# Start of Data excerpts
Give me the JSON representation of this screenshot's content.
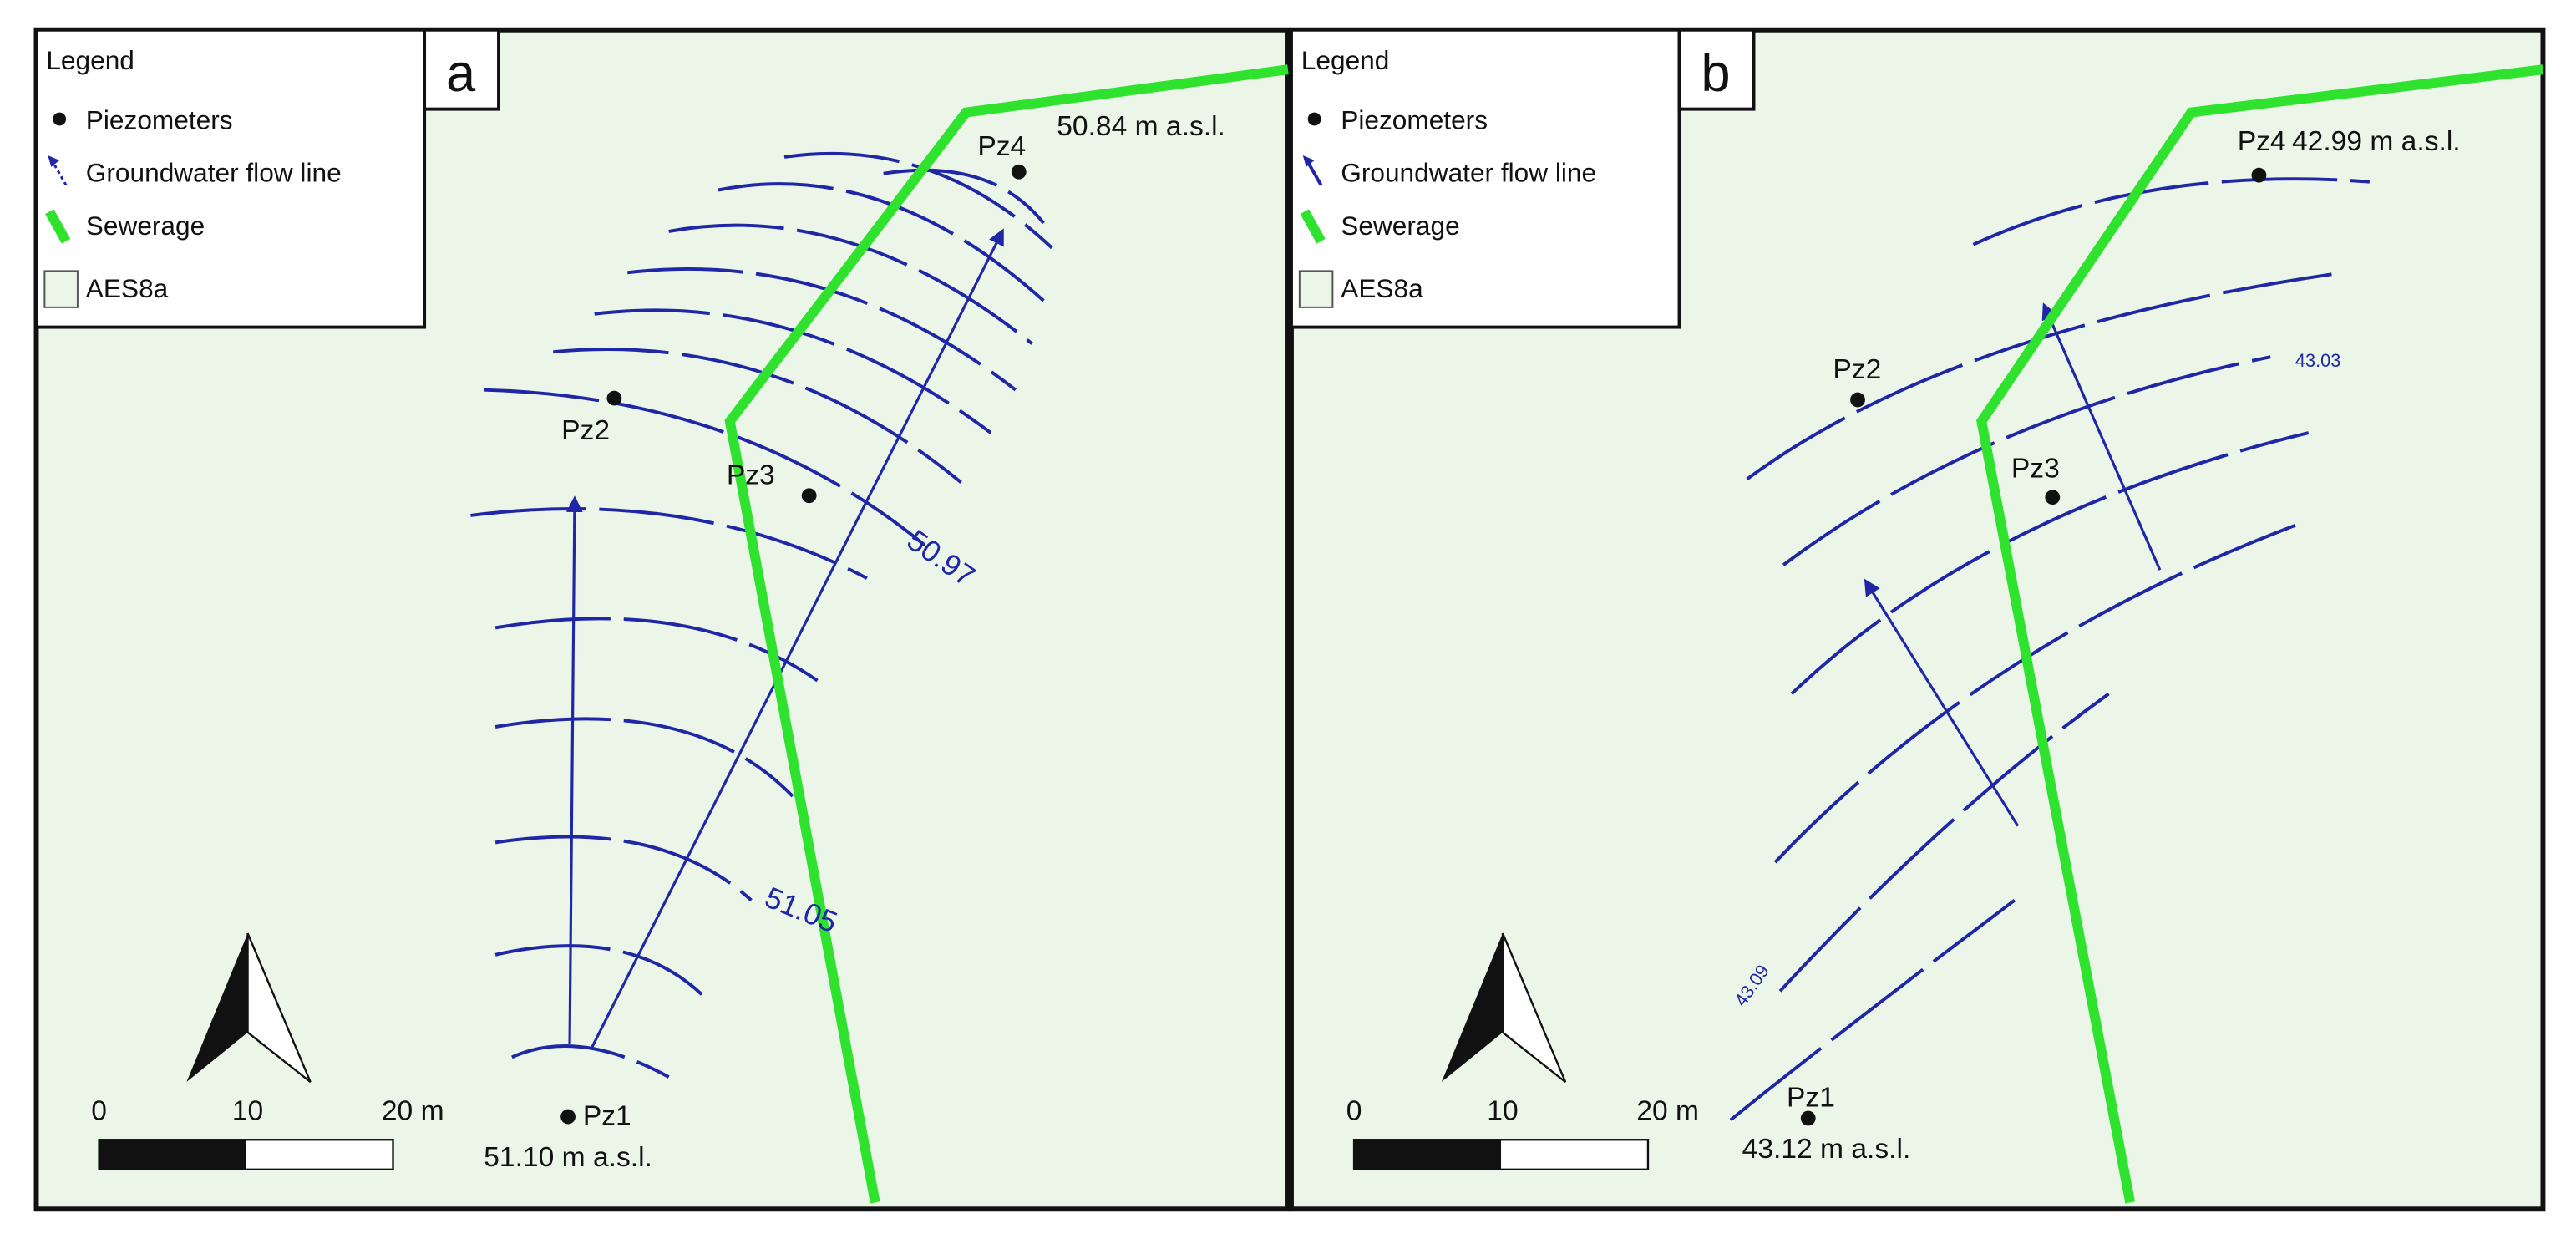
{
  "panels": [
    {
      "label": "a",
      "legend": {
        "title": "Legend",
        "items": [
          "Piezometers",
          "Groundwater flow line",
          "Sewerage",
          "AES8a"
        ]
      },
      "piezometers": [
        {
          "name": "Pz1",
          "elevation": "51.10 m a.s.l."
        },
        {
          "name": "Pz2"
        },
        {
          "name": "Pz3"
        },
        {
          "name": "Pz4",
          "elevation": "50.84 m a.s.l."
        }
      ],
      "contour_labels": [
        "50.97",
        "51.05"
      ],
      "scale_labels": [
        "0",
        "10",
        "20 m"
      ]
    },
    {
      "label": "b",
      "legend": {
        "title": "Legend",
        "items": [
          "Piezometers",
          "Groundwater flow line",
          "Sewerage",
          "AES8a"
        ]
      },
      "piezometers": [
        {
          "name": "Pz1",
          "elevation": "43.12 m a.s.l."
        },
        {
          "name": "Pz2"
        },
        {
          "name": "Pz3"
        },
        {
          "name": "Pz4",
          "elevation": "42.99 m a.s.l."
        }
      ],
      "contour_labels": [
        "43.03",
        "43.09"
      ],
      "scale_labels": [
        "0",
        "10",
        "20 m"
      ]
    }
  ]
}
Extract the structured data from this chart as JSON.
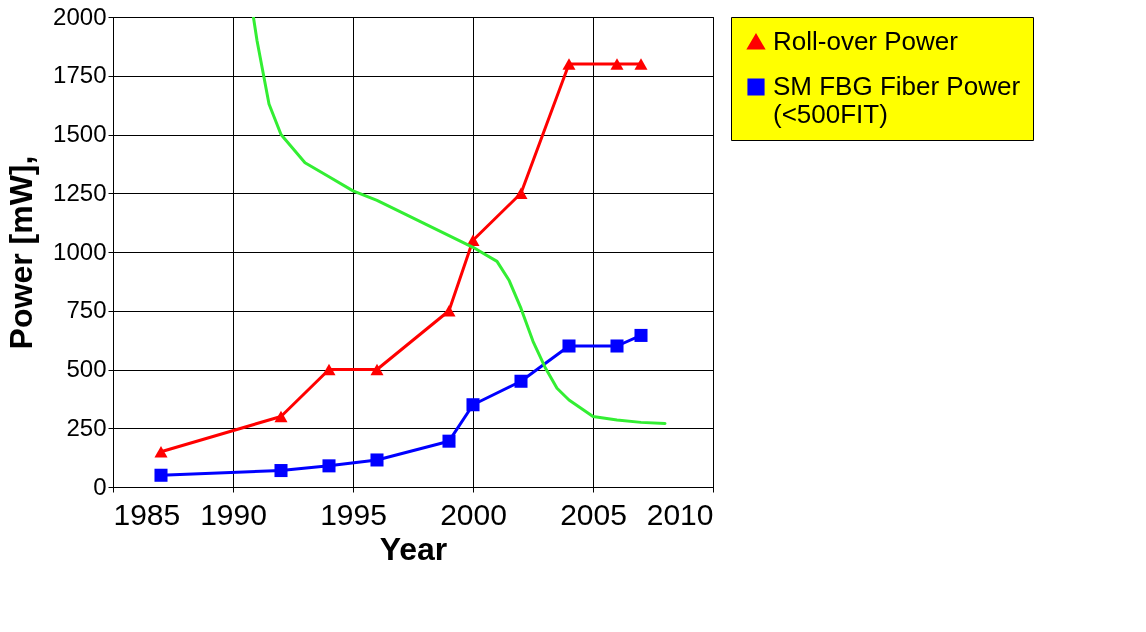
# End of Data excerpts
▸ **Work to do**
Give the number of lines in the listing above that contain "JSON", and nothing else.

▸ **Full answer**
2